▶ [Directive]: Set the data down again, exactly as it reads, but without the pictures.

▶ [Items]:
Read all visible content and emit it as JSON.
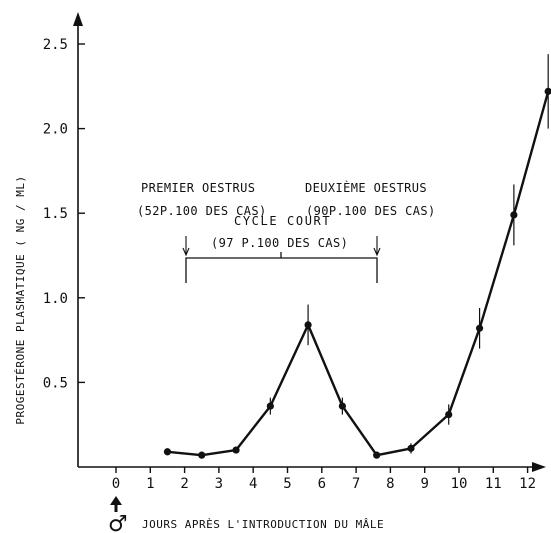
{
  "chart_data": {
    "type": "line",
    "title": "",
    "xlabel": "JOURS APRÈS L'INTRODUCTION DU MÂLE",
    "ylabel": "PROGESTÉRONE PLASMATIQUE ( NG / ML)",
    "xlim": [
      -1.3,
      13
    ],
    "ylim": [
      0,
      2.7
    ],
    "x_ticks": [
      "0",
      "1",
      "2",
      "3",
      "4",
      "5",
      "6",
      "7",
      "8",
      "9",
      "10",
      "11",
      "12"
    ],
    "y_ticks": [
      "0.5",
      "1.0",
      "1.5",
      "2.0",
      "2.5"
    ],
    "grid": false,
    "series": [
      {
        "x": [
          1.5,
          2.5,
          3.5,
          4.5,
          5.6,
          6.6,
          7.6,
          8.6,
          9.7,
          10.6,
          11.6,
          12.6
        ],
        "y": [
          0.09,
          0.07,
          0.1,
          0.36,
          0.84,
          0.36,
          0.07,
          0.11,
          0.31,
          0.82,
          1.49,
          2.22
        ],
        "error": [
          0.02,
          0.02,
          0.02,
          0.05,
          0.12,
          0.05,
          0.02,
          0.03,
          0.06,
          0.12,
          0.18,
          0.22
        ]
      }
    ],
    "male_symbol": "♂",
    "annotations": {
      "cycle_court_line1": "CYCLE COURT",
      "cycle_court_line2": "(97 P.100 DES CAS)",
      "premier_line1": "PREMIER OESTRUS",
      "premier_line2": "(52P.100 DES CAS)",
      "deuxieme_line1": "DEUXIÈME OESTRUS",
      "deuxieme_line2": "(90P.100 DES CAS)"
    }
  }
}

▶ [Reply to the exercise]:
Read all visible content and emit it as JSON.
{
  "chart_data": {
    "type": "line",
    "title": "",
    "xlabel": "JOURS APRÈS L'INTRODUCTION DU MÂLE",
    "ylabel": "PROGESTÉRONE PLASMATIQUE ( NG / ML)",
    "xlim": [
      -1.3,
      13
    ],
    "ylim": [
      0,
      2.7
    ],
    "x_ticks": [
      "0",
      "1",
      "2",
      "3",
      "4",
      "5",
      "6",
      "7",
      "8",
      "9",
      "10",
      "11",
      "12"
    ],
    "y_ticks": [
      "0.5",
      "1.0",
      "1.5",
      "2.0",
      "2.5"
    ],
    "grid": false,
    "series": [
      {
        "x": [
          1.5,
          2.5,
          3.5,
          4.5,
          5.6,
          6.6,
          7.6,
          8.6,
          9.7,
          10.6,
          11.6,
          12.6
        ],
        "y": [
          0.09,
          0.07,
          0.1,
          0.36,
          0.84,
          0.36,
          0.07,
          0.11,
          0.31,
          0.82,
          1.49,
          2.22
        ],
        "error": [
          0.02,
          0.02,
          0.02,
          0.05,
          0.12,
          0.05,
          0.02,
          0.03,
          0.06,
          0.12,
          0.18,
          0.22
        ]
      }
    ],
    "male_symbol": "♂",
    "annotations": {
      "cycle_court_line1": "CYCLE COURT",
      "cycle_court_line2": "(97 P.100 DES CAS)",
      "premier_line1": "PREMIER OESTRUS",
      "premier_line2": "(52P.100 DES CAS)",
      "deuxieme_line1": "DEUXIÈME OESTRUS",
      "deuxieme_line2": "(90P.100 DES CAS)"
    }
  }
}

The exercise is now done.